PERMINTAAN 1
Berdasarkan kutipan terpilih tentang puisi untuk Gus Mus, jelaskan mengapa kata “Gus” diulang-ulang dalam puisi tersebut.
PERMINTAAN 2
Menurut kutipan terpilih, di mana puisi ”Gus, Bicaralah!” pertama kali dibacakan?

KUTIPAN TERPILIH
▽

Buku

Gus Mus dan Kharisma Ulama-ulama Pantura

29 Nov 2021 04:31 WIB
1703
.
Gus Mus dan Kharisma Ulama-ulama Pantura Sampul antologi puisi Gus, Bicaralah!

Bicaralah, Gus
Siapa lagi di zaman sekarang
Yang ucapanya menjernihkan pikiran
Relung renungnya menebar pencerahan
Selain sampeyan

Demikian kutipan salah satu bait dalam puisi ”Gus, Bicaralah!”, karya Sosiawan Leak. Puisi ini secara perdana pernah dibacakan di acara  perhelatan milad ke-74 KH. Mustofa Bisri atau Gus Mus bertajuk “Mata Air Gus Mus.” Digelar di Beranda Suara Merdeka, Jalan Pandanaran II Nomor 10, Mugassari, Kota Semarang, pada tanggal 11 agustus 2018.

Sebagai puisi yang dipilih untuk judul buku kumpulan puisi ini, secara tertentu, kita dapat melihatnya sebagai penghormatan terhadap sosok Gus Mus ini. Selain agamawan, beliau juga adalah seorang budayawan, pelukis, dan juga penulis.

Puisi ini secara khusus memang dituliskan untuk Gus Mus, yang oleh penulisnya menggunakan majas repetisi. Sebagai penegasan, kata “Gus” diulang-ulang seolah sosok Gus Mus ini adalah orang paling penting dan satu-satunya yang berpengaruh di zaman mutakhir ini.

△

DATA TERCATAT
▽

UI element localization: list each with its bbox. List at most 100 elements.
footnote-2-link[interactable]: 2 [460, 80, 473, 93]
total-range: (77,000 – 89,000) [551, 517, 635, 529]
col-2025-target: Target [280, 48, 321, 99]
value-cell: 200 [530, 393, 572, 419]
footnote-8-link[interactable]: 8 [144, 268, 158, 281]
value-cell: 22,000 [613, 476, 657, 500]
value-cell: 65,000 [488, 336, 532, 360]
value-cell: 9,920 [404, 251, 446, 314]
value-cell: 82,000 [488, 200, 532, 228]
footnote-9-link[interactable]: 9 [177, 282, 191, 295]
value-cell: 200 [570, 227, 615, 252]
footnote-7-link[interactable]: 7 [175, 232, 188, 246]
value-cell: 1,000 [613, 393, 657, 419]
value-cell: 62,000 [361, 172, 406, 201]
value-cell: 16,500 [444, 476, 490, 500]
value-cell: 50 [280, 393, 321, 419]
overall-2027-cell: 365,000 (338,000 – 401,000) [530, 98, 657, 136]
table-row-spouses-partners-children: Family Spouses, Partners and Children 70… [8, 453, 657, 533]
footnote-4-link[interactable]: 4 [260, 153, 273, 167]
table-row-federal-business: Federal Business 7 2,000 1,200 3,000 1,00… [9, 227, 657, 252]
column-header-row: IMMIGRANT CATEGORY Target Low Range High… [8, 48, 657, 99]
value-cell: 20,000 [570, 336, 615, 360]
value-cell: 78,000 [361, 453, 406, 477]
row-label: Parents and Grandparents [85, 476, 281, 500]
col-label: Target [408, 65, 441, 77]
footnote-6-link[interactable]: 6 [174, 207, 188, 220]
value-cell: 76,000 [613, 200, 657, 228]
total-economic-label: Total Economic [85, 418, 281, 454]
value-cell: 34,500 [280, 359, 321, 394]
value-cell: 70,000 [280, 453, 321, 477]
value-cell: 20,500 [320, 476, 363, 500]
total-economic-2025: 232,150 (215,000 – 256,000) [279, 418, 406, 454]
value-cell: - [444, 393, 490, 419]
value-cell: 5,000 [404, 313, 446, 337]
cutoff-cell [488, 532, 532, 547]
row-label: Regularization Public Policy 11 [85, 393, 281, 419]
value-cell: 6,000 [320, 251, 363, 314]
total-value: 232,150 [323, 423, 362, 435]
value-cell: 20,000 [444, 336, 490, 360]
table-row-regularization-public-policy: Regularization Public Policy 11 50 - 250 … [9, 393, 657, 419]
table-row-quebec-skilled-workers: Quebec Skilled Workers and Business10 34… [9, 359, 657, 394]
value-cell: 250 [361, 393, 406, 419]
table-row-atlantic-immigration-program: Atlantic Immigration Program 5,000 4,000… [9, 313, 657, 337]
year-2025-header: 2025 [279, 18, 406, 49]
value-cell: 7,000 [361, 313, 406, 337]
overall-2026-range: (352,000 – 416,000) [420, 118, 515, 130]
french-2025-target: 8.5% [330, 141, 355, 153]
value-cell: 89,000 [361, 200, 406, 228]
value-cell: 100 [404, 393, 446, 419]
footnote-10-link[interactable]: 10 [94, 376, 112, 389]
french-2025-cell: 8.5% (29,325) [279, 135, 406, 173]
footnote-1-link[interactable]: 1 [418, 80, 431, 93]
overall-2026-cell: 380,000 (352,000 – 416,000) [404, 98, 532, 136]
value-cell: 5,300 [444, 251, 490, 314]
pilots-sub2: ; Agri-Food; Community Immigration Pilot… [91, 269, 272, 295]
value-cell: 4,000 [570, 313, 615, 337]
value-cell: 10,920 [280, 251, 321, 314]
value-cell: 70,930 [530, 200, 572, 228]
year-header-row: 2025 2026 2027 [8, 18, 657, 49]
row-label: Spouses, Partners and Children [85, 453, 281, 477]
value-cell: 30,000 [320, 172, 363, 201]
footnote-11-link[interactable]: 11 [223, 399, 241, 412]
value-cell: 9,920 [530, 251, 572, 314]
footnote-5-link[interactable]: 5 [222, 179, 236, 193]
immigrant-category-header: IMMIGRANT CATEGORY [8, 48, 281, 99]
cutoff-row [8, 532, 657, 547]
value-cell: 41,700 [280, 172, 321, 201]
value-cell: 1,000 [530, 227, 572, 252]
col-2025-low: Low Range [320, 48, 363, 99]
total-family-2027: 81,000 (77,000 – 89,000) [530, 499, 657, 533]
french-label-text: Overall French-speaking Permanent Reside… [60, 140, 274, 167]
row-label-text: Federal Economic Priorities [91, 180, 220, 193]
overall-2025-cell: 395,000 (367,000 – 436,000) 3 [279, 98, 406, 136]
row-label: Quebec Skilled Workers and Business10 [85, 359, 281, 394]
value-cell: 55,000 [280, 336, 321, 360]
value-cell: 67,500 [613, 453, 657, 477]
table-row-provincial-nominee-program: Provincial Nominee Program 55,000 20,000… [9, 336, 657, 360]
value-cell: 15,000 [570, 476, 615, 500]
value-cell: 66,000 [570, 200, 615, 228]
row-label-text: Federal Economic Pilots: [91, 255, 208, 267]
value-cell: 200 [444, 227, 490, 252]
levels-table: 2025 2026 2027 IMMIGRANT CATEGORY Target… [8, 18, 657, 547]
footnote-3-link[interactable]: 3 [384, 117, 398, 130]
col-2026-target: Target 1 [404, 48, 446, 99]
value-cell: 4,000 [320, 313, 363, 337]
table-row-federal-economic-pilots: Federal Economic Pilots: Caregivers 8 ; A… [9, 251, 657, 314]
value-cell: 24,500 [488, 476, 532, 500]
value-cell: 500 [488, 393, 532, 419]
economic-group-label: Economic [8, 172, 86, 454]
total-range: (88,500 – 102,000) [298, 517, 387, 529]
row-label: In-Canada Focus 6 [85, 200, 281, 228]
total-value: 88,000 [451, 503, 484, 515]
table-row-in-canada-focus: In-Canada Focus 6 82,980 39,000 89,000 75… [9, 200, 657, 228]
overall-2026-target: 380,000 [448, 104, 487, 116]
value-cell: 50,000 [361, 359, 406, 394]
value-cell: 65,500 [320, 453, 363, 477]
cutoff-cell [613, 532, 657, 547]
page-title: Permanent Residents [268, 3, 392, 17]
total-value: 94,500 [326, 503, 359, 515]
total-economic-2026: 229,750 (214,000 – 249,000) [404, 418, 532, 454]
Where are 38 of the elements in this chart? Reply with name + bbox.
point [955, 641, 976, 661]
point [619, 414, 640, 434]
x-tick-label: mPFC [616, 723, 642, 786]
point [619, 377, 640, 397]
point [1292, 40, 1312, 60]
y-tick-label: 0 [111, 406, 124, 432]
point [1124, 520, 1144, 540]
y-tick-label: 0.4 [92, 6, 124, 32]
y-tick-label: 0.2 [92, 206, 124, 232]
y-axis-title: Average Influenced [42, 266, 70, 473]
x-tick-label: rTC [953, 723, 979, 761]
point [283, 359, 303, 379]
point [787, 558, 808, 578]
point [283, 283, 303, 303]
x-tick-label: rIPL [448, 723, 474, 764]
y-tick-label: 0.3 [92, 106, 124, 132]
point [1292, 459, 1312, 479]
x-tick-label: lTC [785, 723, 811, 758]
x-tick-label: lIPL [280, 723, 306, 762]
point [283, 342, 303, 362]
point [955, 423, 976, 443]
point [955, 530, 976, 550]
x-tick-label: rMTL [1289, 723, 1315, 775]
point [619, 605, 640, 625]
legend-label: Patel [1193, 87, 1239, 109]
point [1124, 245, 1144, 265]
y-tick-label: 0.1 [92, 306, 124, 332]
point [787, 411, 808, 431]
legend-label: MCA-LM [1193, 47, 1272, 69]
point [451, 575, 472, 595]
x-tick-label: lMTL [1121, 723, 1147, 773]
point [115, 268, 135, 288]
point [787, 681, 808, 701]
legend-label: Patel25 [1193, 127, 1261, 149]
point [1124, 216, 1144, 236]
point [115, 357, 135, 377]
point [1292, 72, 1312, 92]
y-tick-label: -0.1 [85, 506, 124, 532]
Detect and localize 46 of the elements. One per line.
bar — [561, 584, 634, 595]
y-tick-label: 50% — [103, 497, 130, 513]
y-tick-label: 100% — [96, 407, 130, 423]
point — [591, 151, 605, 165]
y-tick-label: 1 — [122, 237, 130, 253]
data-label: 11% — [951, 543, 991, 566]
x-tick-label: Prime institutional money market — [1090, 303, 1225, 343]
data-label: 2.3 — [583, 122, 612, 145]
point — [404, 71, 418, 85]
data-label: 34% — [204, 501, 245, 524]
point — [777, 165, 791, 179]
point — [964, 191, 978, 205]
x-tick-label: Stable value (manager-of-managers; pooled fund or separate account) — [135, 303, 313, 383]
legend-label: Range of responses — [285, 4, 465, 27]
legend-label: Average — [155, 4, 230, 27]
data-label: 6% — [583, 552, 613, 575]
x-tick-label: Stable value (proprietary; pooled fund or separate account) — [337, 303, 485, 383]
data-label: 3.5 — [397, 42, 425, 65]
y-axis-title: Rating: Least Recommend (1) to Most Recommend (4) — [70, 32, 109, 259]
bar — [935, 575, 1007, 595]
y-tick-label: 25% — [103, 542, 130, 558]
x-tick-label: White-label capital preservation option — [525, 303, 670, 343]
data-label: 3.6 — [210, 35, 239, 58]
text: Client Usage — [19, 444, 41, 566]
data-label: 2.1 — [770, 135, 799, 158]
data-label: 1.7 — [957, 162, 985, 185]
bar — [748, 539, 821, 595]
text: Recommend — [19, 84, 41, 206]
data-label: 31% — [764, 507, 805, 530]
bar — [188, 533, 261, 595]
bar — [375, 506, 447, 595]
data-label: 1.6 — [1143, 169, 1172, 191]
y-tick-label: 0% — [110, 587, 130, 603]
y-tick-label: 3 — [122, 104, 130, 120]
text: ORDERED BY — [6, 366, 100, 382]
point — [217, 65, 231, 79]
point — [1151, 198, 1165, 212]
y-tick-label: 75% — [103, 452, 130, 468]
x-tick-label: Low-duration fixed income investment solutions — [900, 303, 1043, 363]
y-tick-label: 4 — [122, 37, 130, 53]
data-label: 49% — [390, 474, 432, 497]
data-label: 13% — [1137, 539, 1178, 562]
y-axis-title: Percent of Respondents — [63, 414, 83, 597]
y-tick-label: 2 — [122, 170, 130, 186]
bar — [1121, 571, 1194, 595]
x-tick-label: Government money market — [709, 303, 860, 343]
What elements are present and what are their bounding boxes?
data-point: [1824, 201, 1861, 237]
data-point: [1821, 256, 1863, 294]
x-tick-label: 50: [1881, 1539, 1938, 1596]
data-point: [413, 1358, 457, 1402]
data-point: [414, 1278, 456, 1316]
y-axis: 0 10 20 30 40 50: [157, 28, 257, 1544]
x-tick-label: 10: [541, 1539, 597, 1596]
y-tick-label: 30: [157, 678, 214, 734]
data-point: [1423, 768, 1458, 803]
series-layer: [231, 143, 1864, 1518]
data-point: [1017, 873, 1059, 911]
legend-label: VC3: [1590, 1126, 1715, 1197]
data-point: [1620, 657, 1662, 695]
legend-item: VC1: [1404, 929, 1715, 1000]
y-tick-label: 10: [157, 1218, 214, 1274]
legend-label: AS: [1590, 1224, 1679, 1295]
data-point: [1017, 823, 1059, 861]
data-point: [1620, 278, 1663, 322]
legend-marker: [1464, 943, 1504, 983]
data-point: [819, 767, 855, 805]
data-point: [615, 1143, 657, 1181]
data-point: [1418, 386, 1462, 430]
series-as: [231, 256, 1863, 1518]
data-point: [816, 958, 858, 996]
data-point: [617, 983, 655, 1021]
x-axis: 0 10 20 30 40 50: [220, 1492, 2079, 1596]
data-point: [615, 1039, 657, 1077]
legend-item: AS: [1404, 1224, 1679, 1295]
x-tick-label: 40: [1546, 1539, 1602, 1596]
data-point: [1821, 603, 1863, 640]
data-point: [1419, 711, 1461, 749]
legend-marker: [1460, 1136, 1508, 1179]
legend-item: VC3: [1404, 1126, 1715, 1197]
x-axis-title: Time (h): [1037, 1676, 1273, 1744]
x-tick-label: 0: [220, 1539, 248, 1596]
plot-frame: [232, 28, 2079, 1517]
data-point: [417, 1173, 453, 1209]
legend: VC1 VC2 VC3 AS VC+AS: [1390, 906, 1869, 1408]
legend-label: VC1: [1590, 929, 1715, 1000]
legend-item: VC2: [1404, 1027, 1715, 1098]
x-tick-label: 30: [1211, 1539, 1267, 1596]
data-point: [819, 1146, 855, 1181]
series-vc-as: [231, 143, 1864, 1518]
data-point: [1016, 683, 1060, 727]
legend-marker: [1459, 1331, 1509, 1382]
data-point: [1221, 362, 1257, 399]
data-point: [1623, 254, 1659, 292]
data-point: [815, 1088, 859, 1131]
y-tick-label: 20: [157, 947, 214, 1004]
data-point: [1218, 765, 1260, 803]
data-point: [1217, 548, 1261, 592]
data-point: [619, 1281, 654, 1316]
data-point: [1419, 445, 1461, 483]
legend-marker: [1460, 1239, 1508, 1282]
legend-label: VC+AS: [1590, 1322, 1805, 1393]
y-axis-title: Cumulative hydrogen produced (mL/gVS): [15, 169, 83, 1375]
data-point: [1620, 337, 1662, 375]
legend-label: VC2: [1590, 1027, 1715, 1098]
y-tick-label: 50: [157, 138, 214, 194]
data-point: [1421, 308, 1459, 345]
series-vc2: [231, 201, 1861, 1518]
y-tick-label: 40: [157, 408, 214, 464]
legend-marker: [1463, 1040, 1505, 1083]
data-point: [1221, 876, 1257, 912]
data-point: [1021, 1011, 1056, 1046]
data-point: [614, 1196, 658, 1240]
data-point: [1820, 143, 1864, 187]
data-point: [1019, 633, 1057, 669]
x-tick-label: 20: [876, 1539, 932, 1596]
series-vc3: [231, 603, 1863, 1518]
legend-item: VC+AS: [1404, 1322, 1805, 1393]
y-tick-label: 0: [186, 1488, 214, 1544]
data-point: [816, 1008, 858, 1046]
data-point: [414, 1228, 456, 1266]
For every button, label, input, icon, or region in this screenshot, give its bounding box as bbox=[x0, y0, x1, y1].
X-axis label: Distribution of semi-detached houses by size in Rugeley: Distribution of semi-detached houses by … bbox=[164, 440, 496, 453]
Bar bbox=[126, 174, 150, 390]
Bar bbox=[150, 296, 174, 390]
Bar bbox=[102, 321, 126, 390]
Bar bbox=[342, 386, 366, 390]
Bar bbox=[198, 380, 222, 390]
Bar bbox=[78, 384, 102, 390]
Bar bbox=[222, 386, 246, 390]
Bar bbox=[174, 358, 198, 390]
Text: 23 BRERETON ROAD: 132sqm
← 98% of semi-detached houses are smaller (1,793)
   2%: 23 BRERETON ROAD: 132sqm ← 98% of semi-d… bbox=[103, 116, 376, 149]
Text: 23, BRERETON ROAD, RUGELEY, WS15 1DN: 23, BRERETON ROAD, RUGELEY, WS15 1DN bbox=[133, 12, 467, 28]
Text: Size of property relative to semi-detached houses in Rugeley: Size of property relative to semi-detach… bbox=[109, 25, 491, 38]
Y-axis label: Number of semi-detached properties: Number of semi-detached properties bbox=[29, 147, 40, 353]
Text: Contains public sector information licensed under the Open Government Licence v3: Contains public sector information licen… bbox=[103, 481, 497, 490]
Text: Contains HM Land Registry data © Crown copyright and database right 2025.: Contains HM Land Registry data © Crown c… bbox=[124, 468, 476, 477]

△

HASIL TUGAS 1
Kata “Gus” diulang-ulang dengan majas repetisi sebagai penegasan. Pengulangan itu membuat sosok Gus Mus seolah menjadi orang paling penting dan satu-satunya yang berpengaruh di zaman mutakhir ini.

HASIL TUGAS 2
Di Beranda Suara Merdeka, Jalan Pandanaran II Nomor 10, Mugassari, Kota Semarang, dalam acara “Mata Air Gus Mus”.